[Start Extracted records]
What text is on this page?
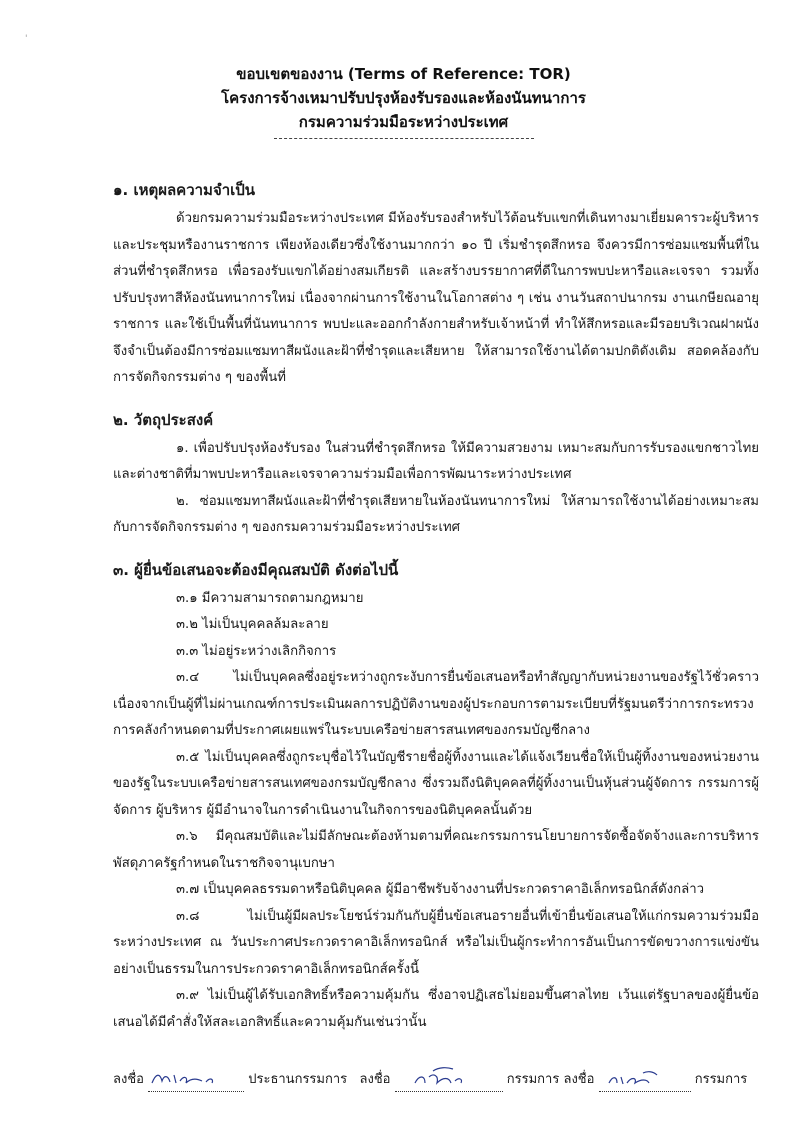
'
ขอบเขตของงาน (Terms of Reference: TOR)
โครงการจ้างเหมาปรับปรุงห้องรับรองและห้องนันทนาการ
กรมความร่วมมือระหว่างประเทศ
๑. เหตุผลความจำเป็น

ด้วยกรมความร่วมมือระหว่างประเทศ มีห้องรับรองสำหรับไว้ต้อนรับแขกที่เดินทางมาเยี่ยมคารวะผู้บริหารและประชุมหรืองานราชการ เพียงห้องเดียวซึ่งใช้งานมากกว่า ๑๐ ปี เริ่มชำรุดสึกหรอ จึงควรมีการซ่อมแซมพื้นที่ในส่วนที่ชำรุดสึกหรอ เพื่อรองรับแขกได้อย่างสมเกียรติ และสร้างบรรยากาศที่ดีในการพบปะหารือและเจรจา รวมทั้งปรับปรุงทาสีห้องนันทนาการใหม่ เนื่องจากผ่านการใช้งานในโอกาสต่าง ๆ เช่น งานวันสถาปนากรม งานเกษียณอายุราชการ และใช้เป็นพื้นที่นันทนาการ พบปะและออกกำลังกายสำหรับเจ้าหน้าที่ ทำให้สึกหรอและมีรอยบริเวณฝาผนัง จึงจำเป็นต้องมีการซ่อมแซมทาสีผนังและฝ้าที่ชำรุดและเสียหาย ให้สามารถใช้งานได้ตามปกติดังเดิม สอดคล้องกับการจัดกิจกรรมต่าง ๆ ของพื้นที่

๒. วัตถุประสงค์

๑. เพื่อปรับปรุงห้องรับรอง ในส่วนที่ชำรุดสึกหรอ ให้มีความสวยงาม เหมาะสมกับการรับรองแขกชาวไทยและต่างชาติที่มาพบปะหารือและเจรจาความร่วมมือเพื่อการพัฒนาระหว่างประเทศ

๒. ซ่อมแซมทาสีผนังและฝ้าที่ชำรุดเสียหายในห้องนันทนาการใหม่ ให้สามารถใช้งานได้อย่างเหมาะสมกับการจัดกิจกรรมต่าง ๆ ของกรมความร่วมมือระหว่างประเทศ

๓. ผู้ยื่นข้อเสนอจะต้องมีคุณสมบัติ ดังต่อไปนี้

๓.๑ มีความสามารถตามกฎหมาย

๓.๒ ไม่เป็นบุคคลล้มละลาย

๓.๓ ไม่อยู่ระหว่างเลิกกิจการ

๓.๔ ไม่เป็นบุคคลซึ่งอยู่ระหว่างถูกระงับการยื่นข้อเสนอหรือทำสัญญากับหน่วยงานของรัฐไว้ชั่วคราวเนื่องจากเป็นผู้ที่ไม่ผ่านเกณฑ์การประเมินผลการปฏิบัติงานของผู้ประกอบการตามระเบียบที่รัฐมนตรีว่าการกระทรวงการคลังกำหนดตามที่ประกาศเผยแพร่ในระบบเครือข่ายสารสนเทศของกรมบัญชีกลาง

๓.๕ ไม่เป็นบุคคลซึ่งถูกระบุชื่อไว้ในบัญชีรายชื่อผู้ทิ้งงานและได้แจ้งเวียนชื่อให้เป็นผู้ทิ้งงานของหน่วยงานของรัฐในระบบเครือข่ายสารสนเทศของกรมบัญชีกลาง ซึ่งรวมถึงนิติบุคคลที่ผู้ทิ้งงานเป็นหุ้นส่วนผู้จัดการ กรรมการผู้จัดการ ผู้บริหาร ผู้มีอำนาจในการดำเนินงานในกิจการของนิติบุคคลนั้นด้วย

๓.๖ มีคุณสมบัติและไม่มีลักษณะต้องห้ามตามที่คณะกรรมการนโยบายการจัดซื้อจัดจ้างและการบริหารพัสดุภาครัฐกำหนดในราชกิจจานุเบกษา

๓.๗ เป็นบุคคลธรรมดาหรือนิติบุคคล ผู้มีอาชีพรับจ้างงานที่ประกวดราคาอิเล็กทรอนิกส์ดังกล่าว

๓.๘ ไม่เป็นผู้มีผลประโยชน์ร่วมกันกับผู้ยื่นข้อเสนอรายอื่นที่เข้ายื่นข้อเสนอให้แก่กรมความร่วมมือระหว่างประเทศ ณ วันประกาศประกวดราคาอิเล็กทรอนิกส์ หรือไม่เป็นผู้กระทำการอันเป็นการขัดขวางการแข่งขันอย่างเป็นธรรมในการประกวดราคาอิเล็กทรอนิกส์ครั้งนี้

๓.๙ ไม่เป็นผู้ได้รับเอกสิทธิ์หรือความคุ้มกัน ซึ่งอาจปฏิเสธไม่ยอมขึ้นศาลไทย เว้นแต่รัฐบาลของผู้ยื่นข้อเสนอได้มีคำสั่งให้สละเอกสิทธิ์และความคุ้มกันเช่นว่านั้น

ลงชื่อ	ประธานกรรมการ ลงชื่อ	กรรมการ ลงชื่อ	กรรมการ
[End Extracted records]
**Objective**
All records must be output exactly as they are, except for the pictures, which are left out.

**Full response**
What text is on this page?
'
ขอบเขตของงาน (Terms of Reference: TOR)
โครงการจ้างเหมาปรับปรุงห้องรับรองและห้องนันทนาการ
กรมความร่วมมือระหว่างประเทศ
๑. เหตุผลความจำเป็น

ด้วยกรมความร่วมมือระหว่างประเทศ มีห้องรับรองสำหรับไว้ต้อนรับแขกที่เดินทางมาเยี่ยมคารวะผู้บริหารและประชุมหรืองานราชการ เพียงห้องเดียวซึ่งใช้งานมากกว่า ๑๐ ปี เริ่มชำรุดสึกหรอ จึงควรมีการซ่อมแซมพื้นที่ในส่วนที่ชำรุดสึกหรอ เพื่อรองรับแขกได้อย่างสมเกียรติ และสร้างบรรยากาศที่ดีในการพบปะหารือและเจรจา รวมทั้งปรับปรุงทาสีห้องนันทนาการใหม่ เนื่องจากผ่านการใช้งานในโอกาสต่าง ๆ เช่น งานวันสถาปนากรม งานเกษียณอายุราชการ และใช้เป็นพื้นที่นันทนาการ พบปะและออกกำลังกายสำหรับเจ้าหน้าที่ ทำให้สึกหรอและมีรอยบริเวณฝาผนัง จึงจำเป็นต้องมีการซ่อมแซมทาสีผนังและฝ้าที่ชำรุดและเสียหาย ให้สามารถใช้งานได้ตามปกติดังเดิม สอดคล้องกับการจัดกิจกรรมต่าง ๆ ของพื้นที่

๒. วัตถุประสงค์

๑. เพื่อปรับปรุงห้องรับรอง ในส่วนที่ชำรุดสึกหรอ ให้มีความสวยงาม เหมาะสมกับการรับรองแขกชาวไทยและต่างชาติที่มาพบปะหารือและเจรจาความร่วมมือเพื่อการพัฒนาระหว่างประเทศ

๒. ซ่อมแซมทาสีผนังและฝ้าที่ชำรุดเสียหายในห้องนันทนาการใหม่ ให้สามารถใช้งานได้อย่างเหมาะสมกับการจัดกิจกรรมต่าง ๆ ของกรมความร่วมมือระหว่างประเทศ

๓. ผู้ยื่นข้อเสนอจะต้องมีคุณสมบัติ ดังต่อไปนี้

๓.๑ มีความสามารถตามกฎหมาย

๓.๒ ไม่เป็นบุคคลล้มละลาย

๓.๓ ไม่อยู่ระหว่างเลิกกิจการ

๓.๔ ไม่เป็นบุคคลซึ่งอยู่ระหว่างถูกระงับการยื่นข้อเสนอหรือทำสัญญากับหน่วยงานของรัฐไว้ชั่วคราวเนื่องจากเป็นผู้ที่ไม่ผ่านเกณฑ์การประเมินผลการปฏิบัติงานของผู้ประกอบการตามระเบียบที่รัฐมนตรีว่าการกระทรวงการคลังกำหนดตามที่ประกาศเผยแพร่ในระบบเครือข่ายสารสนเทศของกรมบัญชีกลาง

๓.๕ ไม่เป็นบุคคลซึ่งถูกระบุชื่อไว้ในบัญชีรายชื่อผู้ทิ้งงานและได้แจ้งเวียนชื่อให้เป็นผู้ทิ้งงานของหน่วยงานของรัฐในระบบเครือข่ายสารสนเทศของกรมบัญชีกลาง ซึ่งรวมถึงนิติบุคคลที่ผู้ทิ้งงานเป็นหุ้นส่วนผู้จัดการ กรรมการผู้จัดการ ผู้บริหาร ผู้มีอำนาจในการดำเนินงานในกิจการของนิติบุคคลนั้นด้วย

๓.๖ มีคุณสมบัติและไม่มีลักษณะต้องห้ามตามที่คณะกรรมการนโยบายการจัดซื้อจัดจ้างและการบริหารพัสดุภาครัฐกำหนดในราชกิจจานุเบกษา

๓.๗ เป็นบุคคลธรรมดาหรือนิติบุคคล ผู้มีอาชีพรับจ้างงานที่ประกวดราคาอิเล็กทรอนิกส์ดังกล่าว

๓.๘ ไม่เป็นผู้มีผลประโยชน์ร่วมกันกับผู้ยื่นข้อเสนอรายอื่นที่เข้ายื่นข้อเสนอให้แก่กรมความร่วมมือระหว่างประเทศ ณ วันประกาศประกวดราคาอิเล็กทรอนิกส์ หรือไม่เป็นผู้กระทำการอันเป็นการขัดขวางการแข่งขันอย่างเป็นธรรมในการประกวดราคาอิเล็กทรอนิกส์ครั้งนี้

๓.๙ ไม่เป็นผู้ได้รับเอกสิทธิ์หรือความคุ้มกัน ซึ่งอาจปฏิเสธไม่ยอมขึ้นศาลไทย เว้นแต่รัฐบาลของผู้ยื่นข้อเสนอได้มีคำสั่งให้สละเอกสิทธิ์และความคุ้มกันเช่นว่านั้น

ลงชื่อ	ประธานกรรมการ ลงชื่อ	กรรมการ ลงชื่อ	กรรมการ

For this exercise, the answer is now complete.